◆ Working data ◆
++++++++++

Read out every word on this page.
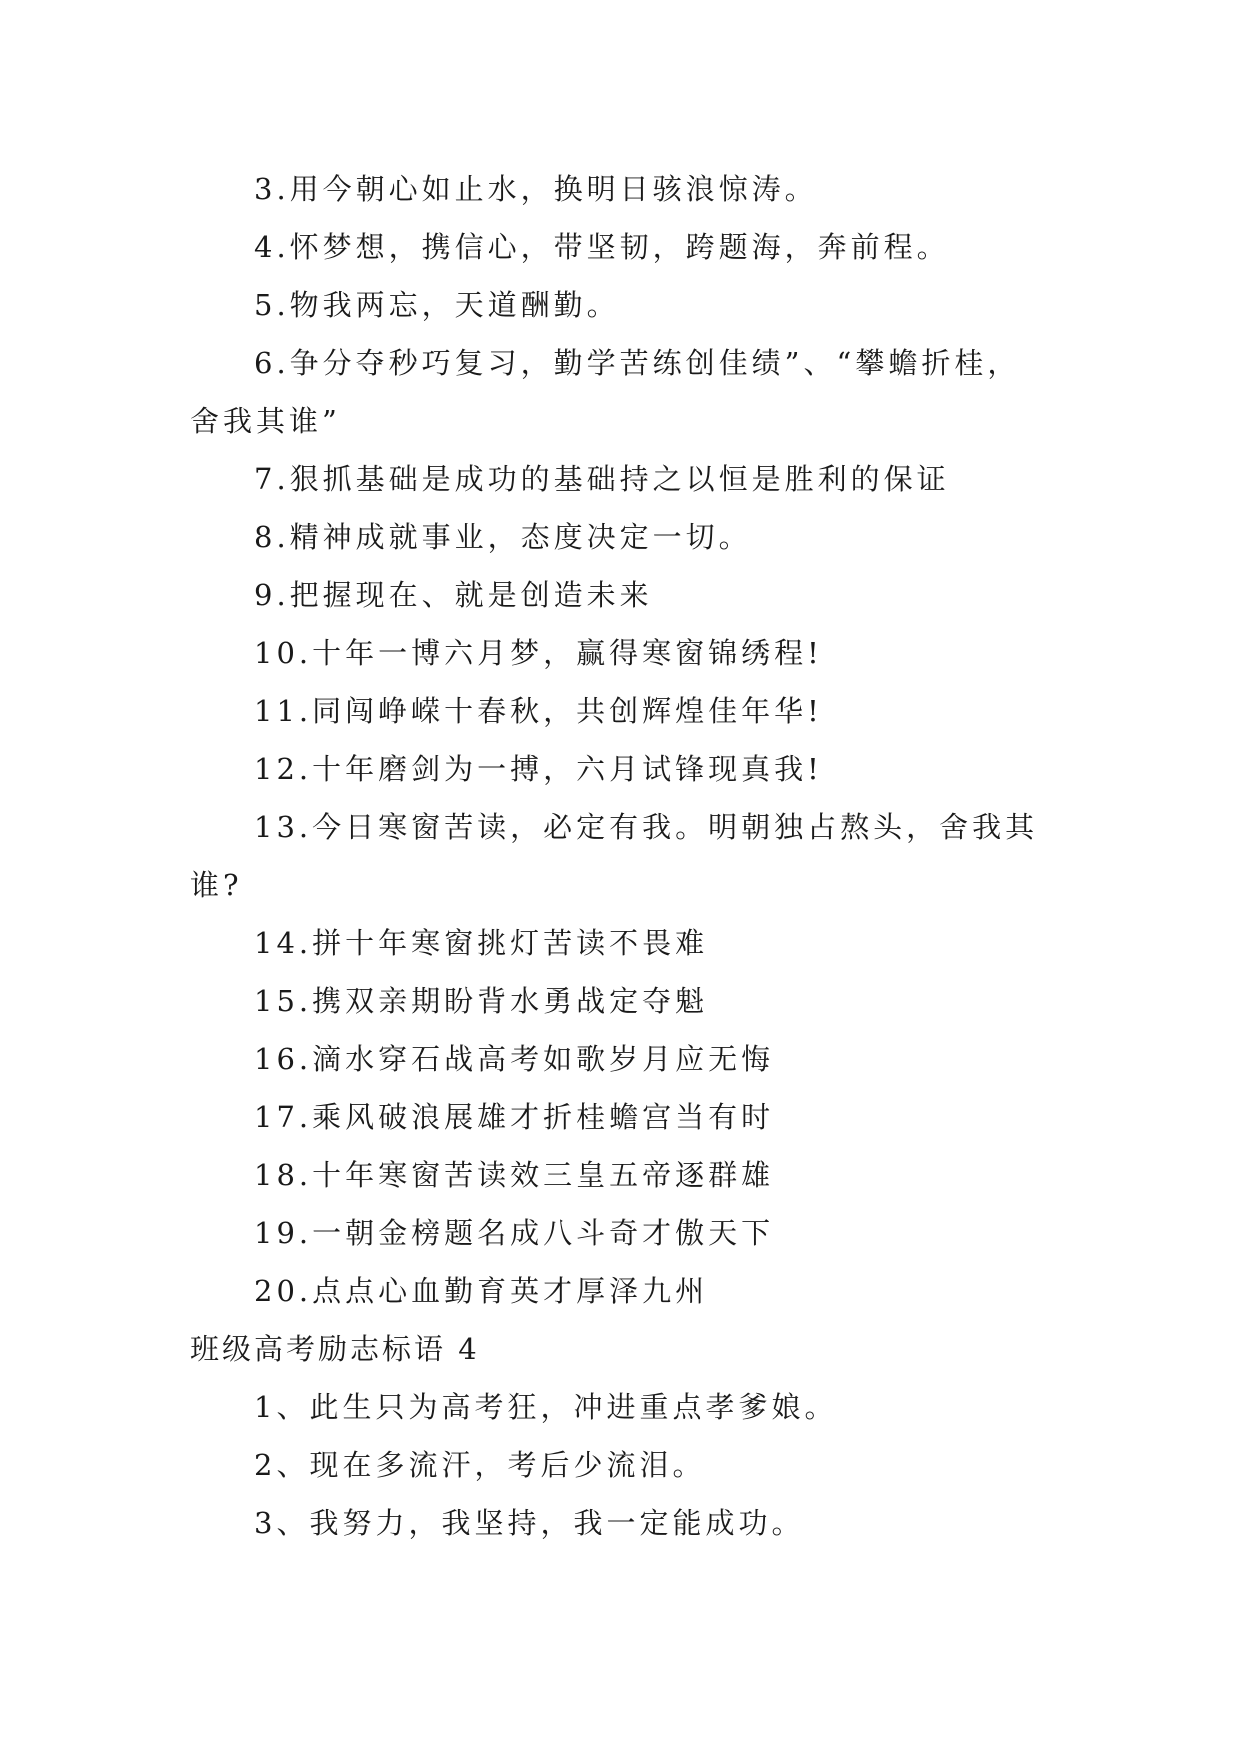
3.用今朝心如止水，换明日骇浪惊涛。

4.怀梦想，携信心，带坚韧，跨题海，奔前程。

5.物我两忘，天道酬勤。

6.争分夺秒巧复习，勤学苦练创佳绩”、“攀蟾折桂，舍我其谁”

7.狠抓基础是成功的基础持之以恒是胜利的保证

8.精神成就事业，态度决定一切。

9.把握现在、就是创造未来

10.十年一博六月梦，赢得寒窗锦绣程!

11.同闯峥嵘十春秋，共创辉煌佳年华!

12.十年磨剑为一搏，六月试锋现真我!

13.今日寒窗苦读，必定有我。明朝独占熬头，舍我其谁?

14.拼十年寒窗挑灯苦读不畏难

15.携双亲期盼背水勇战定夺魁

16.滴水穿石战高考如歌岁月应无悔

17.乘风破浪展雄才折桂蟾宫当有时

18.十年寒窗苦读效三皇五帝逐群雄

19.一朝金榜题名成八斗奇才傲天下

20.点点心血勤育英才厚泽九州

班级高考励志标语 4

1、此生只为高考狂，冲进重点孝爹娘。

2、现在多流汗，考后少流泪。

3、我努力，我坚持，我一定能成功。
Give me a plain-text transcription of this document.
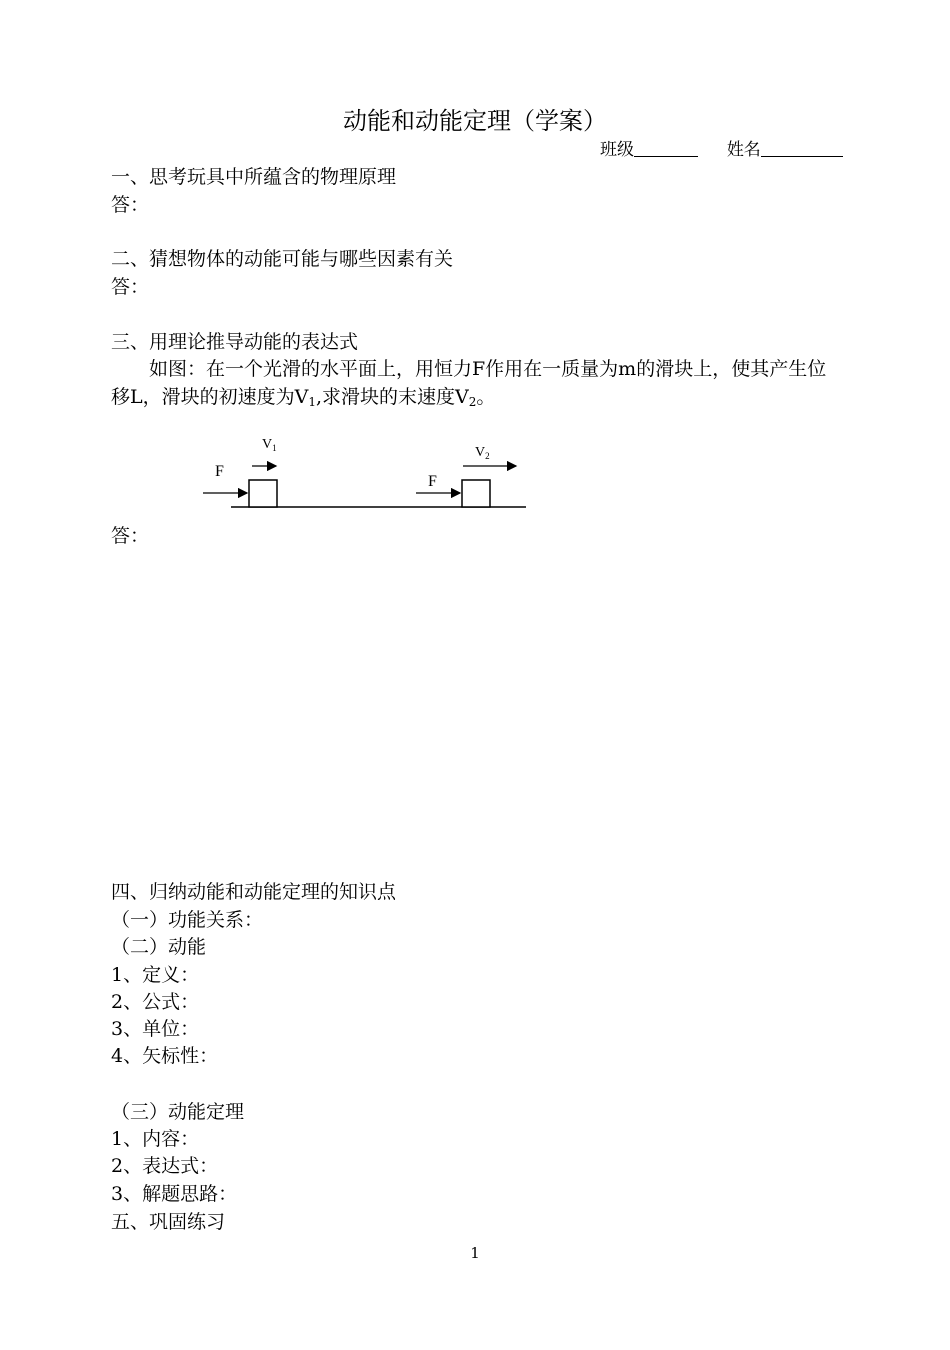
动能和动能定理（学案）
班级	姓名
一、思考玩具中所蕴含的物理原理
答：
二、猜想物体的动能可能与哪些因素有关
答：
三、用理论推导动能的表达式
　　如图：在一个光滑的水平面上，用恒力F作用在一质量为m的滑块上，使其产生位
移L，滑块的初速度为$V_1$,求滑块的末速度$V_2$。
F
F
$V_1$	$V_2$
答：
四、归纳动能和动能定理的知识点
（一）功能关系：
（二）动能
1、定义：
2、公式：
3、单位：
4、矢标性：
（三）动能定理
1、内容：
2、表达式：
3、解题思路：
五、巩固练习
1
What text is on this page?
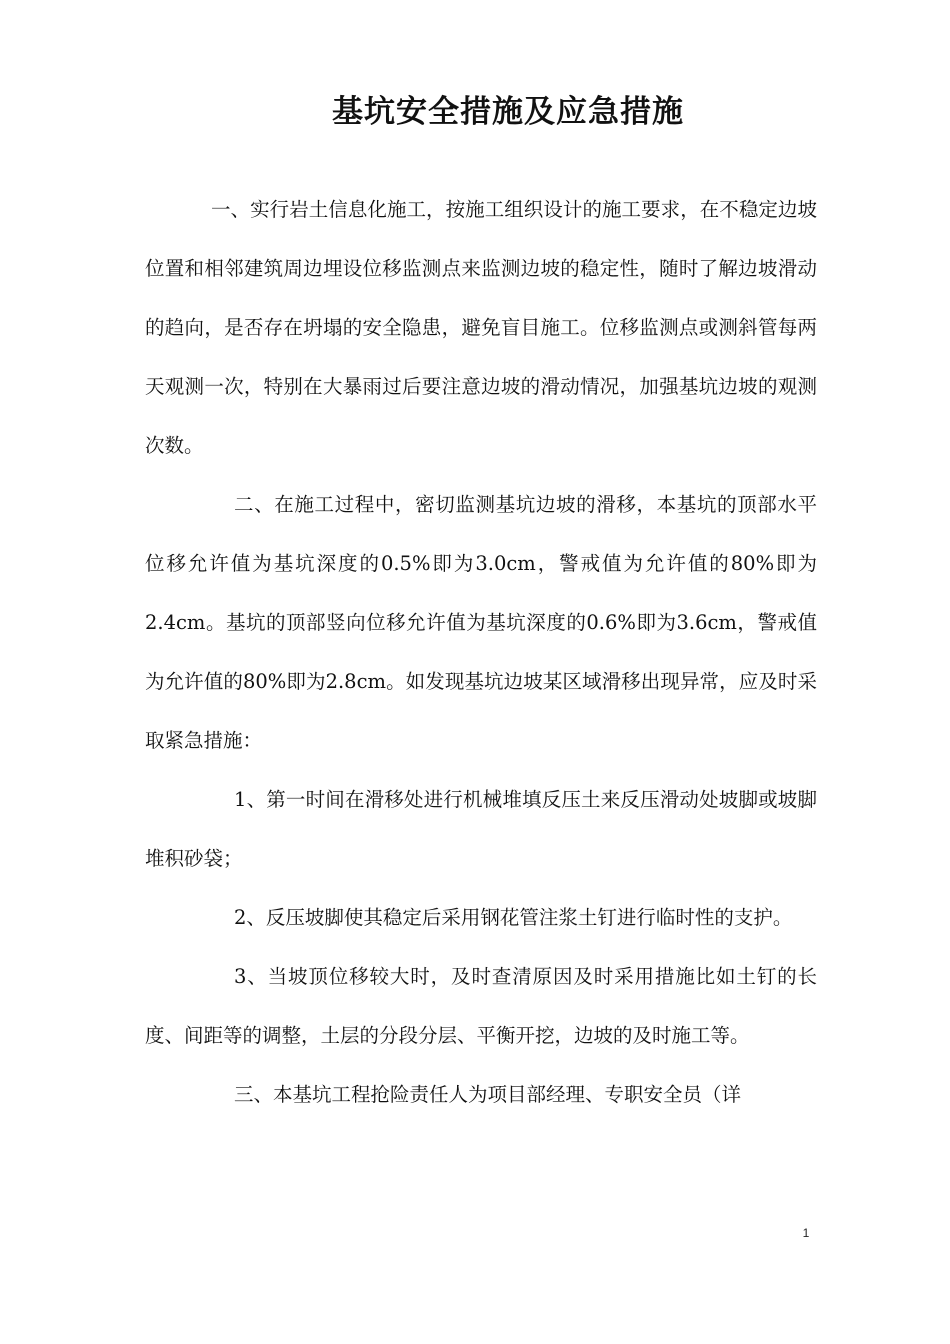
基坑安全措施及应急措施

一、实行岩土信息化施工，按施工组织设计的施工要求，在不稳定边坡位置和相邻建筑周边埋设位移监测点来监测边坡的稳定性，随时了解边坡滑动的趋向，是否存在坍塌的安全隐患，避免盲目施工。位移监测点或测斜管每两天观测一次，特别在大暴雨过后要注意边坡的滑动情况，加强基坑边坡的观测次数。

二、在施工过程中，密切监测基坑边坡的滑移，本基坑的顶部水平位移允许值为基坑深度的0.5%即为3.0cm，警戒值为允许值的80%即为2.4cm。基坑的顶部竖向位移允许值为基坑深度的0.6%即为3.6cm，警戒值为允许值的80%即为2.8cm。如发现基坑边坡某区域滑移出现异常，应及时采取紧急措施：

1、第一时间在滑移处进行机械堆填反压土来反压滑动处坡脚或坡脚堆积砂袋；

2、反压坡脚使其稳定后采用钢花管注浆土钉进行临时性的支护。

3、当坡顶位移较大时，及时查清原因及时采用措施比如土钉的长度、间距等的调整，土层的分段分层、平衡开挖，边坡的及时施工等。

三、本基坑工程抢险责任人为项目部经理、专职安全员（详

1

++++++++++

◆ What you should do ◆
Output the lines above in full and exactly as given, omitting any pictures.

◆ Finished exercise ◆
Read out every word on this page.
3.用今朝心如止水，换明日骇浪惊涛。

4.怀梦想，携信心，带坚韧，跨题海，奔前程。

5.物我两忘，天道酬勤。

6.争分夺秒巧复习，勤学苦练创佳绩”、“攀蟾折桂，舍我其谁”

7.狠抓基础是成功的基础持之以恒是胜利的保证

8.精神成就事业，态度决定一切。

9.把握现在、就是创造未来

10.十年一博六月梦，赢得寒窗锦绣程!

11.同闯峥嵘十春秋，共创辉煌佳年华!

12.十年磨剑为一搏，六月试锋现真我!

13.今日寒窗苦读，必定有我。明朝独占熬头，舍我其谁?

14.拼十年寒窗挑灯苦读不畏难

15.携双亲期盼背水勇战定夺魁

16.滴水穿石战高考如歌岁月应无悔

17.乘风破浪展雄才折桂蟾宫当有时

18.十年寒窗苦读效三皇五帝逐群雄

19.一朝金榜题名成八斗奇才傲天下

20.点点心血勤育英才厚泽九州

班级高考励志标语 4

1、此生只为高考狂，冲进重点孝爹娘。

2、现在多流汗，考后少流泪。

3、我努力，我坚持，我一定能成功。
Give me a plain-text transcription of this document.
动能和动能定理（学案）
班级	姓名
一、思考玩具中所蕴含的物理原理
答：
二、猜想物体的动能可能与哪些因素有关
答：
三、用理论推导动能的表达式
　　如图：在一个光滑的水平面上，用恒力F作用在一质量为m的滑块上，使其产生位
移L，滑块的初速度为$V_1$,求滑块的末速度$V_2$。
F
F
$V_1$	$V_2$
答：
四、归纳动能和动能定理的知识点
（一）功能关系：
（二）动能
1、定义：
2、公式：
3、单位：
4、矢标性：
（三）动能定理
1、内容：
2、表达式：
3、解题思路：
五、巩固练习
1
What text is on this page?
基坑安全措施及应急措施

一、实行岩土信息化施工，按施工组织设计的施工要求，在不稳定边坡位置和相邻建筑周边埋设位移监测点来监测边坡的稳定性，随时了解边坡滑动的趋向，是否存在坍塌的安全隐患，避免盲目施工。位移监测点或测斜管每两天观测一次，特别在大暴雨过后要注意边坡的滑动情况，加强基坑边坡的观测次数。

二、在施工过程中，密切监测基坑边坡的滑移，本基坑的顶部水平位移允许值为基坑深度的0.5%即为3.0cm，警戒值为允许值的80%即为2.4cm。基坑的顶部竖向位移允许值为基坑深度的0.6%即为3.6cm，警戒值为允许值的80%即为2.8cm。如发现基坑边坡某区域滑移出现异常，应及时采取紧急措施：

1、第一时间在滑移处进行机械堆填反压土来反压滑动处坡脚或坡脚堆积砂袋；

2、反压坡脚使其稳定后采用钢花管注浆土钉进行临时性的支护。

3、当坡顶位移较大时，及时查清原因及时采用措施比如土钉的长度、间距等的调整，土层的分段分层、平衡开挖，边坡的及时施工等。

三、本基坑工程抢险责任人为项目部经理、专职安全员（详

1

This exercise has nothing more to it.